▶ [Your assignment] Transcribe each record below word for word.

(Transcript data for document pages)
****************************************
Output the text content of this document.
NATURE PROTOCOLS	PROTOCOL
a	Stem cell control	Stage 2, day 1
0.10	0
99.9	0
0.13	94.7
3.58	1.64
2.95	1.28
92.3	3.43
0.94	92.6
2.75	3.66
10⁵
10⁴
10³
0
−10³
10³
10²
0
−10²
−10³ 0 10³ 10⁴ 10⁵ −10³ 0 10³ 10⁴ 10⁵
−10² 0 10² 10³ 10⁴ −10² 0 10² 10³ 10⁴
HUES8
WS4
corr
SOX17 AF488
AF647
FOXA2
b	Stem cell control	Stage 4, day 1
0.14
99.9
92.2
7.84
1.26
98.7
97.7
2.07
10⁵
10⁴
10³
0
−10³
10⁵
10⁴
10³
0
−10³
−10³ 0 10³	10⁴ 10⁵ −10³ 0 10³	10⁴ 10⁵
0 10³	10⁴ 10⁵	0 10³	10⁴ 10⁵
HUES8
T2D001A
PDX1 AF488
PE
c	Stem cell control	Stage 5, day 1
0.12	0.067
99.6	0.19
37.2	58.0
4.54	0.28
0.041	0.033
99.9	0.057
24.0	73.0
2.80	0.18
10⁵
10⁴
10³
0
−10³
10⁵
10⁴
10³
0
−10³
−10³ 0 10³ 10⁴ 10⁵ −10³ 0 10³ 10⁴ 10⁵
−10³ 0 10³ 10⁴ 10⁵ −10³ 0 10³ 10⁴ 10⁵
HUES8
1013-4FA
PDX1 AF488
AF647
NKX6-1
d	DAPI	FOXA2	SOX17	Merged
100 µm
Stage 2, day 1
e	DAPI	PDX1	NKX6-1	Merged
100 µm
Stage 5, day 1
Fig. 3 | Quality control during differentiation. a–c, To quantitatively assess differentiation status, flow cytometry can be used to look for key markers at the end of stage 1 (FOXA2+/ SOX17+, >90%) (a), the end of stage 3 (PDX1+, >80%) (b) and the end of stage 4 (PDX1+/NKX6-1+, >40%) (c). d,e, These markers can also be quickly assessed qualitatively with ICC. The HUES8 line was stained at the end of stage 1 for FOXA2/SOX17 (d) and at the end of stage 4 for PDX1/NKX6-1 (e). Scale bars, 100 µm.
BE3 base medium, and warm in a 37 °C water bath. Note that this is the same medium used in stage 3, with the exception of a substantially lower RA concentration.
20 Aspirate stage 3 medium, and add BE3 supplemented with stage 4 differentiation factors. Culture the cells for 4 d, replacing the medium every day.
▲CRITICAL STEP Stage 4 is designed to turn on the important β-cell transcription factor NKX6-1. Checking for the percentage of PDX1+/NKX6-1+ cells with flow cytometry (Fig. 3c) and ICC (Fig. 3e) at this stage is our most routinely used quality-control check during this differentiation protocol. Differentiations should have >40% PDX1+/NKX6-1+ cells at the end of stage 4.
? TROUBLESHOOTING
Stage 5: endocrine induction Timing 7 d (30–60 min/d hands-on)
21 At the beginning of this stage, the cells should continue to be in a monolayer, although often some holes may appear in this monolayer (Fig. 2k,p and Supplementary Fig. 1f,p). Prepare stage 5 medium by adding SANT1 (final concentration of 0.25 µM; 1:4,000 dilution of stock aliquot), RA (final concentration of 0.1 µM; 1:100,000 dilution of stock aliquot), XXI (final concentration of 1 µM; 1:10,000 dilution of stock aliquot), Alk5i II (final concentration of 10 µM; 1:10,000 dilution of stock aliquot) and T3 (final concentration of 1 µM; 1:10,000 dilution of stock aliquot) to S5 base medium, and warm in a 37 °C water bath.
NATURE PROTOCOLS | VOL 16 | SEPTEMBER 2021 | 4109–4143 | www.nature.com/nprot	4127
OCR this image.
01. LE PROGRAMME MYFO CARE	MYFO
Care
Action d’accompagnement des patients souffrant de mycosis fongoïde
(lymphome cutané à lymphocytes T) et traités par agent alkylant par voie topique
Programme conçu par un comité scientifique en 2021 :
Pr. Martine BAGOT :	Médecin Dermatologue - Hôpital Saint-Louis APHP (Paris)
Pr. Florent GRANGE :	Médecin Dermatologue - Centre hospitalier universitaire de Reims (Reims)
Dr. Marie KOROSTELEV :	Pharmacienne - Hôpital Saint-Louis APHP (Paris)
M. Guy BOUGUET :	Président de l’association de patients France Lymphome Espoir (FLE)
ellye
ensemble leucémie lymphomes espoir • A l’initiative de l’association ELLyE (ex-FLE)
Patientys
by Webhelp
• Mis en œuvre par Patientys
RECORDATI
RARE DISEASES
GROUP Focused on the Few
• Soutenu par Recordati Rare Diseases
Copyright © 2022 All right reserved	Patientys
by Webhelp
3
****************************************
▶ [Answer space]
Output the text content of this document.
NATURE PROTOCOLS	PROTOCOL
a	Stem cell control	Stage 2, day 1
0.10	0
99.9	0
0.13	94.7
3.58	1.64
2.95	1.28
92.3	3.43
0.94	92.6
2.75	3.66
10⁵
10⁴
10³
0
−10³
10³
10²
0
−10²
−10³ 0 10³ 10⁴ 10⁵ −10³ 0 10³ 10⁴ 10⁵
−10² 0 10² 10³ 10⁴ −10² 0 10² 10³ 10⁴
HUES8
WS4
corr
SOX17 AF488
AF647
FOXA2
b	Stem cell control	Stage 4, day 1
0.14
99.9
92.2
7.84
1.26
98.7
97.7
2.07
10⁵
10⁴
10³
0
−10³
10⁵
10⁴
10³
0
−10³
−10³ 0 10³	10⁴ 10⁵ −10³ 0 10³	10⁴ 10⁵
0 10³	10⁴ 10⁵	0 10³	10⁴ 10⁵
HUES8
T2D001A
PDX1 AF488
PE
c	Stem cell control	Stage 5, day 1
0.12	0.067
99.6	0.19
37.2	58.0
4.54	0.28
0.041	0.033
99.9	0.057
24.0	73.0
2.80	0.18
10⁵
10⁴
10³
0
−10³
10⁵
10⁴
10³
0
−10³
−10³ 0 10³ 10⁴ 10⁵ −10³ 0 10³ 10⁴ 10⁵
−10³ 0 10³ 10⁴ 10⁵ −10³ 0 10³ 10⁴ 10⁵
HUES8
1013-4FA
PDX1 AF488
AF647
NKX6-1
d	DAPI	FOXA2	SOX17	Merged
100 µm
Stage 2, day 1
e	DAPI	PDX1	NKX6-1	Merged
100 µm
Stage 5, day 1
Fig. 3 | Quality control during differentiation. a–c, To quantitatively assess differentiation status, flow cytometry can be used to look for key markers at the end of stage 1 (FOXA2+/ SOX17+, >90%) (a), the end of stage 3 (PDX1+, >80%) (b) and the end of stage 4 (PDX1+/NKX6-1+, >40%) (c). d,e, These markers can also be quickly assessed qualitatively with ICC. The HUES8 line was stained at the end of stage 1 for FOXA2/SOX17 (d) and at the end of stage 4 for PDX1/NKX6-1 (e). Scale bars, 100 µm.
BE3 base medium, and warm in a 37 °C water bath. Note that this is the same medium used in stage 3, with the exception of a substantially lower RA concentration.
20 Aspirate stage 3 medium, and add BE3 supplemented with stage 4 differentiation factors. Culture the cells for 4 d, replacing the medium every day.
▲CRITICAL STEP Stage 4 is designed to turn on the important β-cell transcription factor NKX6-1. Checking for the percentage of PDX1+/NKX6-1+ cells with flow cytometry (Fig. 3c) and ICC (Fig. 3e) at this stage is our most routinely used quality-control check during this differentiation protocol. Differentiations should have >40% PDX1+/NKX6-1+ cells at the end of stage 4.
? TROUBLESHOOTING
Stage 5: endocrine induction Timing 7 d (30–60 min/d hands-on)
21 At the beginning of this stage, the cells should continue to be in a monolayer, although often some holes may appear in this monolayer (Fig. 2k,p and Supplementary Fig. 1f,p). Prepare stage 5 medium by adding SANT1 (final concentration of 0.25 µM; 1:4,000 dilution of stock aliquot), RA (final concentration of 0.1 µM; 1:100,000 dilution of stock aliquot), XXI (final concentration of 1 µM; 1:10,000 dilution of stock aliquot), Alk5i II (final concentration of 10 µM; 1:10,000 dilution of stock aliquot) and T3 (final concentration of 1 µM; 1:10,000 dilution of stock aliquot) to S5 base medium, and warm in a 37 °C water bath.
NATURE PROTOCOLS | VOL 16 | SEPTEMBER 2021 | 4109–4143 | www.nature.com/nprot	4127
OCR this image.
01. LE PROGRAMME MYFO CARE	MYFO
Care
Action d’accompagnement des patients souffrant de mycosis fongoïde
(lymphome cutané à lymphocytes T) et traités par agent alkylant par voie topique
Programme conçu par un comité scientifique en 2021 :
Pr. Martine BAGOT :	Médecin Dermatologue - Hôpital Saint-Louis APHP (Paris)
Pr. Florent GRANGE :	Médecin Dermatologue - Centre hospitalier universitaire de Reims (Reims)
Dr. Marie KOROSTELEV :	Pharmacienne - Hôpital Saint-Louis APHP (Paris)
M. Guy BOUGUET :	Président de l’association de patients France Lymphome Espoir (FLE)
ellye
ensemble leucémie lymphomes espoir • A l’initiative de l’association ELLyE (ex-FLE)
Patientys
by Webhelp
• Mis en œuvre par Patientys
RECORDATI
RARE DISEASES
GROUP Focused on the Few
• Soutenu par Recordati Rare Diseases
Copyright © 2022 All right reserved	Patientys
by Webhelp
3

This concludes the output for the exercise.